## Short exercise
Every record must be repeated exactly; omit any pictures they contain.

## Source records
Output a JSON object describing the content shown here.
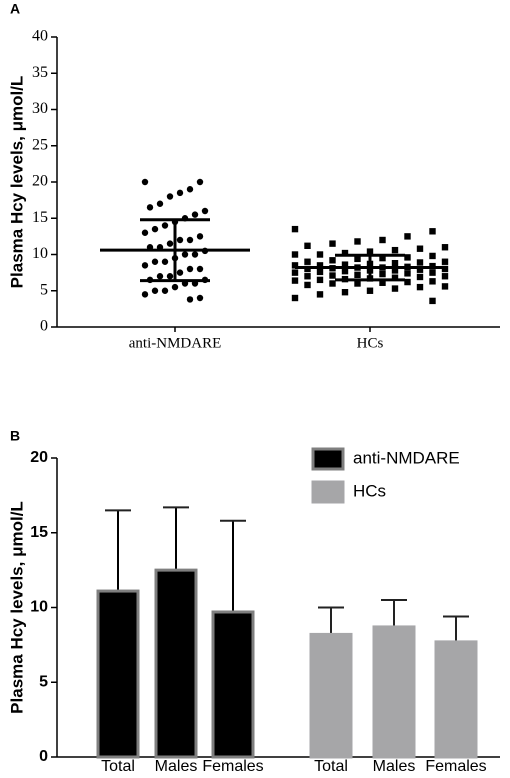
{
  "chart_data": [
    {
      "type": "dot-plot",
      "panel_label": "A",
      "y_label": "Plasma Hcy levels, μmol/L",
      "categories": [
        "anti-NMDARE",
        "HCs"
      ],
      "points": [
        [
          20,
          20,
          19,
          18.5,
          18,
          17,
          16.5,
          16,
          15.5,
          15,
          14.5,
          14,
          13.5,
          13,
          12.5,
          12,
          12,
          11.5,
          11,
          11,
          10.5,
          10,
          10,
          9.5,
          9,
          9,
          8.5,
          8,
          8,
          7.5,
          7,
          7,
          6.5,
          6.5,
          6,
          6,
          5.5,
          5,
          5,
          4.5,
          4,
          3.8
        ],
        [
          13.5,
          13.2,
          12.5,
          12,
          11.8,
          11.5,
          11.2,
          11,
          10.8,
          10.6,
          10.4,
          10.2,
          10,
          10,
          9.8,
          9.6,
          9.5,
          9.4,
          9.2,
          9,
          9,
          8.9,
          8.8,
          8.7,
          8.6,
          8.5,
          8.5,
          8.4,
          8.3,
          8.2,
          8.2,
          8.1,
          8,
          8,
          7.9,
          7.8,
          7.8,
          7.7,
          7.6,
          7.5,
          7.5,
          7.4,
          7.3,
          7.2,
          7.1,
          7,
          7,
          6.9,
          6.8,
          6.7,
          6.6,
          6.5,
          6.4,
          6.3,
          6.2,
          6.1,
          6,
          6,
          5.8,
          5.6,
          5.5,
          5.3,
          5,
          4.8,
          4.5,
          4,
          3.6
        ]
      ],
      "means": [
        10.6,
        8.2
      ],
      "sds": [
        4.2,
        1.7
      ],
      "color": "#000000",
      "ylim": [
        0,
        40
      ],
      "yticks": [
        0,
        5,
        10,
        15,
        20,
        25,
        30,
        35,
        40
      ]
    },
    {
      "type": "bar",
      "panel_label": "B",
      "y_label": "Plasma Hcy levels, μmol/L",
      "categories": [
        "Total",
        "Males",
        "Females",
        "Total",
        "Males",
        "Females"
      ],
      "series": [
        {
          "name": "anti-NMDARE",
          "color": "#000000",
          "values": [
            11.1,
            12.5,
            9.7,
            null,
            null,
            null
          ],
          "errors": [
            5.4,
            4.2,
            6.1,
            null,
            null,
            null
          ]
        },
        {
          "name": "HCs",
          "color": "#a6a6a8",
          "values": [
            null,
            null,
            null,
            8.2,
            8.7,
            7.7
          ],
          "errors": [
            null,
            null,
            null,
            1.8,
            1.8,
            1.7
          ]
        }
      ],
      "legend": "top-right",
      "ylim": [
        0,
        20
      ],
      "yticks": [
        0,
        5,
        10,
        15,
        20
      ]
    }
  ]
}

## Solved problem
Output a JSON object describing the content shown here.
{
  "chart_data": [
    {
      "type": "dot-plot",
      "panel_label": "A",
      "y_label": "Plasma Hcy levels, μmol/L",
      "categories": [
        "anti-NMDARE",
        "HCs"
      ],
      "points": [
        [
          20,
          20,
          19,
          18.5,
          18,
          17,
          16.5,
          16,
          15.5,
          15,
          14.5,
          14,
          13.5,
          13,
          12.5,
          12,
          12,
          11.5,
          11,
          11,
          10.5,
          10,
          10,
          9.5,
          9,
          9,
          8.5,
          8,
          8,
          7.5,
          7,
          7,
          6.5,
          6.5,
          6,
          6,
          5.5,
          5,
          5,
          4.5,
          4,
          3.8
        ],
        [
          13.5,
          13.2,
          12.5,
          12,
          11.8,
          11.5,
          11.2,
          11,
          10.8,
          10.6,
          10.4,
          10.2,
          10,
          10,
          9.8,
          9.6,
          9.5,
          9.4,
          9.2,
          9,
          9,
          8.9,
          8.8,
          8.7,
          8.6,
          8.5,
          8.5,
          8.4,
          8.3,
          8.2,
          8.2,
          8.1,
          8,
          8,
          7.9,
          7.8,
          7.8,
          7.7,
          7.6,
          7.5,
          7.5,
          7.4,
          7.3,
          7.2,
          7.1,
          7,
          7,
          6.9,
          6.8,
          6.7,
          6.6,
          6.5,
          6.4,
          6.3,
          6.2,
          6.1,
          6,
          6,
          5.8,
          5.6,
          5.5,
          5.3,
          5,
          4.8,
          4.5,
          4,
          3.6
        ]
      ],
      "means": [
        10.6,
        8.2
      ],
      "sds": [
        4.2,
        1.7
      ],
      "color": "#000000",
      "ylim": [
        0,
        40
      ],
      "yticks": [
        0,
        5,
        10,
        15,
        20,
        25,
        30,
        35,
        40
      ]
    },
    {
      "type": "bar",
      "panel_label": "B",
      "y_label": "Plasma Hcy levels, μmol/L",
      "categories": [
        "Total",
        "Males",
        "Females",
        "Total",
        "Males",
        "Females"
      ],
      "series": [
        {
          "name": "anti-NMDARE",
          "color": "#000000",
          "values": [
            11.1,
            12.5,
            9.7,
            null,
            null,
            null
          ],
          "errors": [
            5.4,
            4.2,
            6.1,
            null,
            null,
            null
          ]
        },
        {
          "name": "HCs",
          "color": "#a6a6a8",
          "values": [
            null,
            null,
            null,
            8.2,
            8.7,
            7.7
          ],
          "errors": [
            null,
            null,
            null,
            1.8,
            1.8,
            1.7
          ]
        }
      ],
      "legend": "top-right",
      "ylim": [
        0,
        20
      ],
      "yticks": [
        0,
        5,
        10,
        15,
        20
      ]
    }
  ]
}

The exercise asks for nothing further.